===== ITEMS =====

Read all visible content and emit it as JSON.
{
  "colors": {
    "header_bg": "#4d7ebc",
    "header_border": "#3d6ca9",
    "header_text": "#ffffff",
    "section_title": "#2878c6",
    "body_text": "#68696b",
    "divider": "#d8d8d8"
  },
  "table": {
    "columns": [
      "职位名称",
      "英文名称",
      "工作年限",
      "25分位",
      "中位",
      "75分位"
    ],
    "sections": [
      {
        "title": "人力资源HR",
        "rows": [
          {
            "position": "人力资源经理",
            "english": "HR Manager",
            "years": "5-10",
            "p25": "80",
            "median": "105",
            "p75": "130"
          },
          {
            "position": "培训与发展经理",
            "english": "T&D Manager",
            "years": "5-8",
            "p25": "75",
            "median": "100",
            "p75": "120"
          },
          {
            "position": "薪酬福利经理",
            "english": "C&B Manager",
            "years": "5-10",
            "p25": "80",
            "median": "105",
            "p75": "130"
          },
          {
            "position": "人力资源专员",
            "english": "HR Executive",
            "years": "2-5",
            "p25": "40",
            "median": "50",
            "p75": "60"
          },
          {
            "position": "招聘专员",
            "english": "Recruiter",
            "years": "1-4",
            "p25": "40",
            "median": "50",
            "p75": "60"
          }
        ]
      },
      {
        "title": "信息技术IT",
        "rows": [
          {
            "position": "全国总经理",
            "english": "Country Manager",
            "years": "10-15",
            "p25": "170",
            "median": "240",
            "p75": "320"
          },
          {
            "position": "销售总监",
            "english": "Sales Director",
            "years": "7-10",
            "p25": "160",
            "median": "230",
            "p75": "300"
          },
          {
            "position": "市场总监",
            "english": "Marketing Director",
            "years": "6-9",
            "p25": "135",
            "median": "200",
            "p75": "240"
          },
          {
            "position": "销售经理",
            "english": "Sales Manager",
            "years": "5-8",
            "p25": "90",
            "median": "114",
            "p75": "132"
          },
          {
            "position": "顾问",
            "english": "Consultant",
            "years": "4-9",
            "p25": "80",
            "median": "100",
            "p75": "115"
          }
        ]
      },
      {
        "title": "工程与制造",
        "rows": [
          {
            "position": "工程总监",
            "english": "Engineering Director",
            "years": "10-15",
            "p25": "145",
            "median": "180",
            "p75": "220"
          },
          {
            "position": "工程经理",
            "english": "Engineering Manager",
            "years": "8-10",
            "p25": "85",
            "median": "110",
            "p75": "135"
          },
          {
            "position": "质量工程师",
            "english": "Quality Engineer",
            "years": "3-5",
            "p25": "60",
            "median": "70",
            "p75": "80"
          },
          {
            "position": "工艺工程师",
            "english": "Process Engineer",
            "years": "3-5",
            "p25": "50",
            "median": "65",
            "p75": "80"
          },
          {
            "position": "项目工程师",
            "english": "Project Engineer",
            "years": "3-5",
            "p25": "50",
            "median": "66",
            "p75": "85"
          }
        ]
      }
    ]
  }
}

=====

From the material given, work out how many lines hold the string "Manager"; state that number and nothing further.

6